Requirement
The data below is to be returned in full and exactly.

Source material start

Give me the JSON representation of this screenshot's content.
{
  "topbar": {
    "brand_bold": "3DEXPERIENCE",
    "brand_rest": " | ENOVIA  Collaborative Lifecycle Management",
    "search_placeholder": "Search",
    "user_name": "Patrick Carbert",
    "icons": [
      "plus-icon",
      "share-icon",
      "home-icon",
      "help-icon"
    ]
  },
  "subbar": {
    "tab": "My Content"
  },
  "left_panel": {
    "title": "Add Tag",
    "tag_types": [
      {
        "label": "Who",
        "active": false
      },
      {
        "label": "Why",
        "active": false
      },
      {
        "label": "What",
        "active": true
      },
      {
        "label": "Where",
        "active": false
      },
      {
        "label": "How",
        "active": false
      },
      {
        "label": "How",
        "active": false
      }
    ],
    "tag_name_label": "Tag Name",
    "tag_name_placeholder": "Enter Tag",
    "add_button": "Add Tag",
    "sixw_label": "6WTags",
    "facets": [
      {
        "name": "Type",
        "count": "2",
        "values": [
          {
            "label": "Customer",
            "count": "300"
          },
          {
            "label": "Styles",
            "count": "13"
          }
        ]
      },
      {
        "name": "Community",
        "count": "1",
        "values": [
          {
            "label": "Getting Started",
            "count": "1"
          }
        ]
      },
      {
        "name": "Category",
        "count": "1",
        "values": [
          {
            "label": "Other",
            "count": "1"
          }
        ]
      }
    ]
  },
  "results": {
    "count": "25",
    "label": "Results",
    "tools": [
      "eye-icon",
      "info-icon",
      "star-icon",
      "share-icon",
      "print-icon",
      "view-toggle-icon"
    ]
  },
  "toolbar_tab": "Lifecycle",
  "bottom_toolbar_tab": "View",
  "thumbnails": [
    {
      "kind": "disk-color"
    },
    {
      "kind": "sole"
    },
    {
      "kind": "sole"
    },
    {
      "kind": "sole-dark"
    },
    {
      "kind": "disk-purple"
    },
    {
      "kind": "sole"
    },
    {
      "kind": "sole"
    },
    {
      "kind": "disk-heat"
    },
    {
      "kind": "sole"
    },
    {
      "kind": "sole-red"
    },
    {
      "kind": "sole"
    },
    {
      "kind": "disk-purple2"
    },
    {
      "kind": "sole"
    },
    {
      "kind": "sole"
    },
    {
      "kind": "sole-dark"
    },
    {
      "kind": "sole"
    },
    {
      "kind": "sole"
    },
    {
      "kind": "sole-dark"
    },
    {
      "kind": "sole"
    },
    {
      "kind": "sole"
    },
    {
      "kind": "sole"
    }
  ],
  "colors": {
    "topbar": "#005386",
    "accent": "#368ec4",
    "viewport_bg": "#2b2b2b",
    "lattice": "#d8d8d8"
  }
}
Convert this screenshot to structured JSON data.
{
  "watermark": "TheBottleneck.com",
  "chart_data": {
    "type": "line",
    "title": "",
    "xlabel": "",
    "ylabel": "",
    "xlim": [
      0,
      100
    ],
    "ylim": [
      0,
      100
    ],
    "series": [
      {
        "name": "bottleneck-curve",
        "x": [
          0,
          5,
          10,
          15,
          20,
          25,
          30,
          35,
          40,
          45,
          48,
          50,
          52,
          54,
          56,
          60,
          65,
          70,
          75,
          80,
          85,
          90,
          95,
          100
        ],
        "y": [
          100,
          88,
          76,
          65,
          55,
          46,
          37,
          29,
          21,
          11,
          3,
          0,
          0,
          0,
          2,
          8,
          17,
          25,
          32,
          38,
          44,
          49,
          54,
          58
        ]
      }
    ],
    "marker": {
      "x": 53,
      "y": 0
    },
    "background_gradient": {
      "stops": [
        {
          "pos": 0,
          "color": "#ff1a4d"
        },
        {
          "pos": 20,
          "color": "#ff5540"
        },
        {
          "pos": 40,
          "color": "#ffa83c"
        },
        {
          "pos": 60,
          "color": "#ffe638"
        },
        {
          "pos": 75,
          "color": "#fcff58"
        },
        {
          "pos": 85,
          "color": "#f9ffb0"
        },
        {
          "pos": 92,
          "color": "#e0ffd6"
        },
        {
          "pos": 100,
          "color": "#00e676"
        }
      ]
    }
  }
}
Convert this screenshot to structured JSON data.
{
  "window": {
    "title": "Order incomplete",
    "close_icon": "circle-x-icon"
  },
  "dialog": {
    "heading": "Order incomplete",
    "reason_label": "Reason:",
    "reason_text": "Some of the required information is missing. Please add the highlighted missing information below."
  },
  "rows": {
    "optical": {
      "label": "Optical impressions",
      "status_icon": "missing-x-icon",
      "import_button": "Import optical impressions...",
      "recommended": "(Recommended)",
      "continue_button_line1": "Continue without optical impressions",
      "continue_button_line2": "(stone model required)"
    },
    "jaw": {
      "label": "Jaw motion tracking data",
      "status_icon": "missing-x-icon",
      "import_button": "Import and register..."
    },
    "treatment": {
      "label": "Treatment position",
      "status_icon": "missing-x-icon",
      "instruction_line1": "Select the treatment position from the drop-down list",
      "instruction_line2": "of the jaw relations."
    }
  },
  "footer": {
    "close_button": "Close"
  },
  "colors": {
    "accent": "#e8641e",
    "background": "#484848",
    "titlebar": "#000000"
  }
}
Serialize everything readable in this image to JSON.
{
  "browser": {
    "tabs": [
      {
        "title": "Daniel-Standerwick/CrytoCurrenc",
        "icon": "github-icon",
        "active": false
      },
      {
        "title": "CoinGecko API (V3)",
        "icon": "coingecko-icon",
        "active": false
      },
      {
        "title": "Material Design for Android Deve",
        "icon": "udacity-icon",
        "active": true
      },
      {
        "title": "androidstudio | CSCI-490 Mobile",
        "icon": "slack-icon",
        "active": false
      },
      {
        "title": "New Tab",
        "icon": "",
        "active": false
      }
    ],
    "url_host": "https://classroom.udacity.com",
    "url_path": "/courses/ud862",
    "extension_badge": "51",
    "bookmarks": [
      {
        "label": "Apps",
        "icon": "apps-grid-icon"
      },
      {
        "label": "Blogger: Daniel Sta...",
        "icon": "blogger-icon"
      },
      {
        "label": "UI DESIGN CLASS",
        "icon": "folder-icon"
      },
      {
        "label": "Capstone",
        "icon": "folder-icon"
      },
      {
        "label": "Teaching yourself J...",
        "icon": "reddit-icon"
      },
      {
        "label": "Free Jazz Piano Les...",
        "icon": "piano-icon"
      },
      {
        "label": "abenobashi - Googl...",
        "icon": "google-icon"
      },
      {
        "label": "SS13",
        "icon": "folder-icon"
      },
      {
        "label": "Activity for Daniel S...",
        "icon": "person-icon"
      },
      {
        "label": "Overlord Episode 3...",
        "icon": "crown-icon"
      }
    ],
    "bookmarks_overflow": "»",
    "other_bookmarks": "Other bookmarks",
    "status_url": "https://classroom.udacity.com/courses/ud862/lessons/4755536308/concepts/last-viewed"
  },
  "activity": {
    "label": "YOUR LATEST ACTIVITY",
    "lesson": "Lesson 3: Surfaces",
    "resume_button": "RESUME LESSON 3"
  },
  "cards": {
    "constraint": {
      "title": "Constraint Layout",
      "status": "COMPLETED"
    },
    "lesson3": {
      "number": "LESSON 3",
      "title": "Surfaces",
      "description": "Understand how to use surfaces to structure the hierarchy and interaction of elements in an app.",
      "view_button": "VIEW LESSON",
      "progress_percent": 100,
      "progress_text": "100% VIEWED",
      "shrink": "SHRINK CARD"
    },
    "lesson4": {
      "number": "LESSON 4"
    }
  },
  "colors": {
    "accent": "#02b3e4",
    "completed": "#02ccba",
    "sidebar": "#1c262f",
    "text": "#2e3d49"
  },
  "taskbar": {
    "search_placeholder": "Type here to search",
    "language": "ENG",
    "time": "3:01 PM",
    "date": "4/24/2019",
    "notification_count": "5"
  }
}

Source material end

Correct result
Give me the JSON representation of this screenshot's content.
{
  "topbar": {
    "brand_bold": "3DEXPERIENCE",
    "brand_rest": " | ENOVIA  Collaborative Lifecycle Management",
    "search_placeholder": "Search",
    "user_name": "Patrick Carbert",
    "icons": [
      "plus-icon",
      "share-icon",
      "home-icon",
      "help-icon"
    ]
  },
  "subbar": {
    "tab": "My Content"
  },
  "left_panel": {
    "title": "Add Tag",
    "tag_types": [
      {
        "label": "Who",
        "active": false
      },
      {
        "label": "Why",
        "active": false
      },
      {
        "label": "What",
        "active": true
      },
      {
        "label": "Where",
        "active": false
      },
      {
        "label": "How",
        "active": false
      },
      {
        "label": "How",
        "active": false
      }
    ],
    "tag_name_label": "Tag Name",
    "tag_name_placeholder": "Enter Tag",
    "add_button": "Add Tag",
    "sixw_label": "6WTags",
    "facets": [
      {
        "name": "Type",
        "count": "2",
        "values": [
          {
            "label": "Customer",
            "count": "300"
          },
          {
            "label": "Styles",
            "count": "13"
          }
        ]
      },
      {
        "name": "Community",
        "count": "1",
        "values": [
          {
            "label": "Getting Started",
            "count": "1"
          }
        ]
      },
      {
        "name": "Category",
        "count": "1",
        "values": [
          {
            "label": "Other",
            "count": "1"
          }
        ]
      }
    ]
  },
  "results": {
    "count": "25",
    "label": "Results",
    "tools": [
      "eye-icon",
      "info-icon",
      "star-icon",
      "share-icon",
      "print-icon",
      "view-toggle-icon"
    ]
  },
  "toolbar_tab": "Lifecycle",
  "bottom_toolbar_tab": "View",
  "thumbnails": [
    {
      "kind": "disk-color"
    },
    {
      "kind": "sole"
    },
    {
      "kind": "sole"
    },
    {
      "kind": "sole-dark"
    },
    {
      "kind": "disk-purple"
    },
    {
      "kind": "sole"
    },
    {
      "kind": "sole"
    },
    {
      "kind": "disk-heat"
    },
    {
      "kind": "sole"
    },
    {
      "kind": "sole-red"
    },
    {
      "kind": "sole"
    },
    {
      "kind": "disk-purple2"
    },
    {
      "kind": "sole"
    },
    {
      "kind": "sole"
    },
    {
      "kind": "sole-dark"
    },
    {
      "kind": "sole"
    },
    {
      "kind": "sole"
    },
    {
      "kind": "sole-dark"
    },
    {
      "kind": "sole"
    },
    {
      "kind": "sole"
    },
    {
      "kind": "sole"
    }
  ],
  "colors": {
    "topbar": "#005386",
    "accent": "#368ec4",
    "viewport_bg": "#2b2b2b",
    "lattice": "#d8d8d8"
  }
}
Convert this screenshot to structured JSON data.
{
  "watermark": "TheBottleneck.com",
  "chart_data": {
    "type": "line",
    "title": "",
    "xlabel": "",
    "ylabel": "",
    "xlim": [
      0,
      100
    ],
    "ylim": [
      0,
      100
    ],
    "series": [
      {
        "name": "bottleneck-curve",
        "x": [
          0,
          5,
          10,
          15,
          20,
          25,
          30,
          35,
          40,
          45,
          48,
          50,
          52,
          54,
          56,
          60,
          65,
          70,
          75,
          80,
          85,
          90,
          95,
          100
        ],
        "y": [
          100,
          88,
          76,
          65,
          55,
          46,
          37,
          29,
          21,
          11,
          3,
          0,
          0,
          0,
          2,
          8,
          17,
          25,
          32,
          38,
          44,
          49,
          54,
          58
        ]
      }
    ],
    "marker": {
      "x": 53,
      "y": 0
    },
    "background_gradient": {
      "stops": [
        {
          "pos": 0,
          "color": "#ff1a4d"
        },
        {
          "pos": 20,
          "color": "#ff5540"
        },
        {
          "pos": 40,
          "color": "#ffa83c"
        },
        {
          "pos": 60,
          "color": "#ffe638"
        },
        {
          "pos": 75,
          "color": "#fcff58"
        },
        {
          "pos": 85,
          "color": "#f9ffb0"
        },
        {
          "pos": 92,
          "color": "#e0ffd6"
        },
        {
          "pos": 100,
          "color": "#00e676"
        }
      ]
    }
  }
}
Convert this screenshot to structured JSON data.
{
  "window": {
    "title": "Order incomplete",
    "close_icon": "circle-x-icon"
  },
  "dialog": {
    "heading": "Order incomplete",
    "reason_label": "Reason:",
    "reason_text": "Some of the required information is missing. Please add the highlighted missing information below."
  },
  "rows": {
    "optical": {
      "label": "Optical impressions",
      "status_icon": "missing-x-icon",
      "import_button": "Import optical impressions...",
      "recommended": "(Recommended)",
      "continue_button_line1": "Continue without optical impressions",
      "continue_button_line2": "(stone model required)"
    },
    "jaw": {
      "label": "Jaw motion tracking data",
      "status_icon": "missing-x-icon",
      "import_button": "Import and register..."
    },
    "treatment": {
      "label": "Treatment position",
      "status_icon": "missing-x-icon",
      "instruction_line1": "Select the treatment position from the drop-down list",
      "instruction_line2": "of the jaw relations."
    }
  },
  "footer": {
    "close_button": "Close"
  },
  "colors": {
    "accent": "#e8641e",
    "background": "#484848",
    "titlebar": "#000000"
  }
}
Serialize everything readable in this image to JSON.
{
  "browser": {
    "tabs": [
      {
        "title": "Daniel-Standerwick/CrytoCurrenc",
        "icon": "github-icon",
        "active": false
      },
      {
        "title": "CoinGecko API (V3)",
        "icon": "coingecko-icon",
        "active": false
      },
      {
        "title": "Material Design for Android Deve",
        "icon": "udacity-icon",
        "active": true
      },
      {
        "title": "androidstudio | CSCI-490 Mobile",
        "icon": "slack-icon",
        "active": false
      },
      {
        "title": "New Tab",
        "icon": "",
        "active": false
      }
    ],
    "url_host": "https://classroom.udacity.com",
    "url_path": "/courses/ud862",
    "extension_badge": "51",
    "bookmarks": [
      {
        "label": "Apps",
        "icon": "apps-grid-icon"
      },
      {
        "label": "Blogger: Daniel Sta...",
        "icon": "blogger-icon"
      },
      {
        "label": "UI DESIGN CLASS",
        "icon": "folder-icon"
      },
      {
        "label": "Capstone",
        "icon": "folder-icon"
      },
      {
        "label": "Teaching yourself J...",
        "icon": "reddit-icon"
      },
      {
        "label": "Free Jazz Piano Les...",
        "icon": "piano-icon"
      },
      {
        "label": "abenobashi - Googl...",
        "icon": "google-icon"
      },
      {
        "label": "SS13",
        "icon": "folder-icon"
      },
      {
        "label": "Activity for Daniel S...",
        "icon": "person-icon"
      },
      {
        "label": "Overlord Episode 3...",
        "icon": "crown-icon"
      }
    ],
    "bookmarks_overflow": "»",
    "other_bookmarks": "Other bookmarks",
    "status_url": "https://classroom.udacity.com/courses/ud862/lessons/4755536308/concepts/last-viewed"
  },
  "activity": {
    "label": "YOUR LATEST ACTIVITY",
    "lesson": "Lesson 3: Surfaces",
    "resume_button": "RESUME LESSON 3"
  },
  "cards": {
    "constraint": {
      "title": "Constraint Layout",
      "status": "COMPLETED"
    },
    "lesson3": {
      "number": "LESSON 3",
      "title": "Surfaces",
      "description": "Understand how to use surfaces to structure the hierarchy and interaction of elements in an app.",
      "view_button": "VIEW LESSON",
      "progress_percent": 100,
      "progress_text": "100% VIEWED",
      "shrink": "SHRINK CARD"
    },
    "lesson4": {
      "number": "LESSON 4"
    }
  },
  "colors": {
    "accent": "#02b3e4",
    "completed": "#02ccba",
    "sidebar": "#1c262f",
    "text": "#2e3d49"
  },
  "taskbar": {
    "search_placeholder": "Type here to search",
    "language": "ENG",
    "time": "3:01 PM",
    "date": "4/24/2019",
    "notification_count": "5"
  }
}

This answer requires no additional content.